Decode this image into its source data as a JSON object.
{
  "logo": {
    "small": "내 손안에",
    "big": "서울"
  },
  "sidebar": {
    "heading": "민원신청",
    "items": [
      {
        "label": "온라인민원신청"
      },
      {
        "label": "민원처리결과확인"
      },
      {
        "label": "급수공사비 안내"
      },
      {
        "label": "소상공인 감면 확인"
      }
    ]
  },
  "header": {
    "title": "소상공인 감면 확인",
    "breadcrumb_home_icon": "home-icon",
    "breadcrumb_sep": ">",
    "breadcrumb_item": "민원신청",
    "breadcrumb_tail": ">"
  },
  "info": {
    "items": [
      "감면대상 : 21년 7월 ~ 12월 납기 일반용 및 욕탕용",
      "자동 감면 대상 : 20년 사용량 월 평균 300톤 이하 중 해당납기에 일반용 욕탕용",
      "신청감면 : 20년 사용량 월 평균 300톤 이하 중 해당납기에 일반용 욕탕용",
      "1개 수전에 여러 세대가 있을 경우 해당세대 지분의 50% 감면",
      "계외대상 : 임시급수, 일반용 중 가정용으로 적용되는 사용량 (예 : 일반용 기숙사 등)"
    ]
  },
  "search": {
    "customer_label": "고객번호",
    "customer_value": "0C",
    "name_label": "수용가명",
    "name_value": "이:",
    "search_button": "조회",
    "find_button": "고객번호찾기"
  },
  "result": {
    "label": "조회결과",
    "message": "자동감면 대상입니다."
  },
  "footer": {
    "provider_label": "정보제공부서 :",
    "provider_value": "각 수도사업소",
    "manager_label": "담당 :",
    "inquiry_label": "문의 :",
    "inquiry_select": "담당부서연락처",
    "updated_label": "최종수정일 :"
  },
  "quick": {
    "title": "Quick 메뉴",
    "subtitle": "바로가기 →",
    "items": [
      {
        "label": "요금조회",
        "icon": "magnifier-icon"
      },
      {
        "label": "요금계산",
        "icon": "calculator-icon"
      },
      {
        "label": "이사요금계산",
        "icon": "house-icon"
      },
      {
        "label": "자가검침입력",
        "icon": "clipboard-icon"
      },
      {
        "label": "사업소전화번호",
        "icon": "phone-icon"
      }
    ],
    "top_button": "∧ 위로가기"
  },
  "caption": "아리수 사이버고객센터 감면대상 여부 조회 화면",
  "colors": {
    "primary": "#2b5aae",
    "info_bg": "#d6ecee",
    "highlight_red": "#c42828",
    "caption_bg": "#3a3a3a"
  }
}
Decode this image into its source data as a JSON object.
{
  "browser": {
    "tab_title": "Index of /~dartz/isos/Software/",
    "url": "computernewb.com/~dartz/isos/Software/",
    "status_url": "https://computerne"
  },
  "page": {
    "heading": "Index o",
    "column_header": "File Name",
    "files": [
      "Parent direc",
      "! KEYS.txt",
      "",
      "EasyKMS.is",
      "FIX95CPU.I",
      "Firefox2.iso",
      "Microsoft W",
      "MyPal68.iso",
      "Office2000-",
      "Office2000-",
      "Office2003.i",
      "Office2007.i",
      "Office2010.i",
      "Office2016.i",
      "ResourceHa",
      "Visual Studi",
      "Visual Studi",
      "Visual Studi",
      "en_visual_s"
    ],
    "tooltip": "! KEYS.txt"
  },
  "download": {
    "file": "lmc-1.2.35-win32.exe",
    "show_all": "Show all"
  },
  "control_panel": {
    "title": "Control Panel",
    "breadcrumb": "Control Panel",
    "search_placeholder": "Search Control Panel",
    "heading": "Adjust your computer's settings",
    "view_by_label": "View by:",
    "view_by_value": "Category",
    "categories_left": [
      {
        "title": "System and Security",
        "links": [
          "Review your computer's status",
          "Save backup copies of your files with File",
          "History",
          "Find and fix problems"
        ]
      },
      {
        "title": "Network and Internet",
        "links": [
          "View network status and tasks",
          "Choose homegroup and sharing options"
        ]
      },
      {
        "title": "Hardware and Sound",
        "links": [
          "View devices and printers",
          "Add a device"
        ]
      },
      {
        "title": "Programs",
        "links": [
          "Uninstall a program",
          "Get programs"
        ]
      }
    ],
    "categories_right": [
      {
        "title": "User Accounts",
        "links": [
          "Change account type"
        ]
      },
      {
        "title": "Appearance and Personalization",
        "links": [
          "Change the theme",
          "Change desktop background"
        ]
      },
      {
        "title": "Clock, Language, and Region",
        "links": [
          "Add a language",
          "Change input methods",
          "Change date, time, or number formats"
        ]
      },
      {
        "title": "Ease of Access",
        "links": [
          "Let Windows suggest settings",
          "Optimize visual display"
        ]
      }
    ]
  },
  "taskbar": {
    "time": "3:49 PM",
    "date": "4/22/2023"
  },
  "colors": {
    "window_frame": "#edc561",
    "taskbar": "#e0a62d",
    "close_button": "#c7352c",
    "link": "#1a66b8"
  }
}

# # # # #

» WHAT THIS TASK INVOLVES
Retype all of the material above with every character intact.

» THE ANSWER
Decode this image into its source data as a JSON object.
{
  "logo": {
    "small": "내 손안에",
    "big": "서울"
  },
  "sidebar": {
    "heading": "민원신청",
    "items": [
      {
        "label": "온라인민원신청"
      },
      {
        "label": "민원처리결과확인"
      },
      {
        "label": "급수공사비 안내"
      },
      {
        "label": "소상공인 감면 확인"
      }
    ]
  },
  "header": {
    "title": "소상공인 감면 확인",
    "breadcrumb_home_icon": "home-icon",
    "breadcrumb_sep": ">",
    "breadcrumb_item": "민원신청",
    "breadcrumb_tail": ">"
  },
  "info": {
    "items": [
      "감면대상 : 21년 7월 ~ 12월 납기 일반용 및 욕탕용",
      "자동 감면 대상 : 20년 사용량 월 평균 300톤 이하 중 해당납기에 일반용 욕탕용",
      "신청감면 : 20년 사용량 월 평균 300톤 이하 중 해당납기에 일반용 욕탕용",
      "1개 수전에 여러 세대가 있을 경우 해당세대 지분의 50% 감면",
      "계외대상 : 임시급수, 일반용 중 가정용으로 적용되는 사용량 (예 : 일반용 기숙사 등)"
    ]
  },
  "search": {
    "customer_label": "고객번호",
    "customer_value": "0C",
    "name_label": "수용가명",
    "name_value": "이:",
    "search_button": "조회",
    "find_button": "고객번호찾기"
  },
  "result": {
    "label": "조회결과",
    "message": "자동감면 대상입니다."
  },
  "footer": {
    "provider_label": "정보제공부서 :",
    "provider_value": "각 수도사업소",
    "manager_label": "담당 :",
    "inquiry_label": "문의 :",
    "inquiry_select": "담당부서연락처",
    "updated_label": "최종수정일 :"
  },
  "quick": {
    "title": "Quick 메뉴",
    "subtitle": "바로가기 →",
    "items": [
      {
        "label": "요금조회",
        "icon": "magnifier-icon"
      },
      {
        "label": "요금계산",
        "icon": "calculator-icon"
      },
      {
        "label": "이사요금계산",
        "icon": "house-icon"
      },
      {
        "label": "자가검침입력",
        "icon": "clipboard-icon"
      },
      {
        "label": "사업소전화번호",
        "icon": "phone-icon"
      }
    ],
    "top_button": "∧ 위로가기"
  },
  "caption": "아리수 사이버고객센터 감면대상 여부 조회 화면",
  "colors": {
    "primary": "#2b5aae",
    "info_bg": "#d6ecee",
    "highlight_red": "#c42828",
    "caption_bg": "#3a3a3a"
  }
}
Decode this image into its source data as a JSON object.
{
  "browser": {
    "tab_title": "Index of /~dartz/isos/Software/",
    "url": "computernewb.com/~dartz/isos/Software/",
    "status_url": "https://computerne"
  },
  "page": {
    "heading": "Index o",
    "column_header": "File Name",
    "files": [
      "Parent direc",
      "! KEYS.txt",
      "",
      "EasyKMS.is",
      "FIX95CPU.I",
      "Firefox2.iso",
      "Microsoft W",
      "MyPal68.iso",
      "Office2000-",
      "Office2000-",
      "Office2003.i",
      "Office2007.i",
      "Office2010.i",
      "Office2016.i",
      "ResourceHa",
      "Visual Studi",
      "Visual Studi",
      "Visual Studi",
      "en_visual_s"
    ],
    "tooltip": "! KEYS.txt"
  },
  "download": {
    "file": "lmc-1.2.35-win32.exe",
    "show_all": "Show all"
  },
  "control_panel": {
    "title": "Control Panel",
    "breadcrumb": "Control Panel",
    "search_placeholder": "Search Control Panel",
    "heading": "Adjust your computer's settings",
    "view_by_label": "View by:",
    "view_by_value": "Category",
    "categories_left": [
      {
        "title": "System and Security",
        "links": [
          "Review your computer's status",
          "Save backup copies of your files with File",
          "History",
          "Find and fix problems"
        ]
      },
      {
        "title": "Network and Internet",
        "links": [
          "View network status and tasks",
          "Choose homegroup and sharing options"
        ]
      },
      {
        "title": "Hardware and Sound",
        "links": [
          "View devices and printers",
          "Add a device"
        ]
      },
      {
        "title": "Programs",
        "links": [
          "Uninstall a program",
          "Get programs"
        ]
      }
    ],
    "categories_right": [
      {
        "title": "User Accounts",
        "links": [
          "Change account type"
        ]
      },
      {
        "title": "Appearance and Personalization",
        "links": [
          "Change the theme",
          "Change desktop background"
        ]
      },
      {
        "title": "Clock, Language, and Region",
        "links": [
          "Add a language",
          "Change input methods",
          "Change date, time, or number formats"
        ]
      },
      {
        "title": "Ease of Access",
        "links": [
          "Let Windows suggest settings",
          "Optimize visual display"
        ]
      }
    ]
  },
  "taskbar": {
    "time": "3:49 PM",
    "date": "4/22/2023"
  },
  "colors": {
    "window_frame": "#edc561",
    "taskbar": "#e0a62d",
    "close_button": "#c7352c",
    "link": "#1a66b8"
  }
}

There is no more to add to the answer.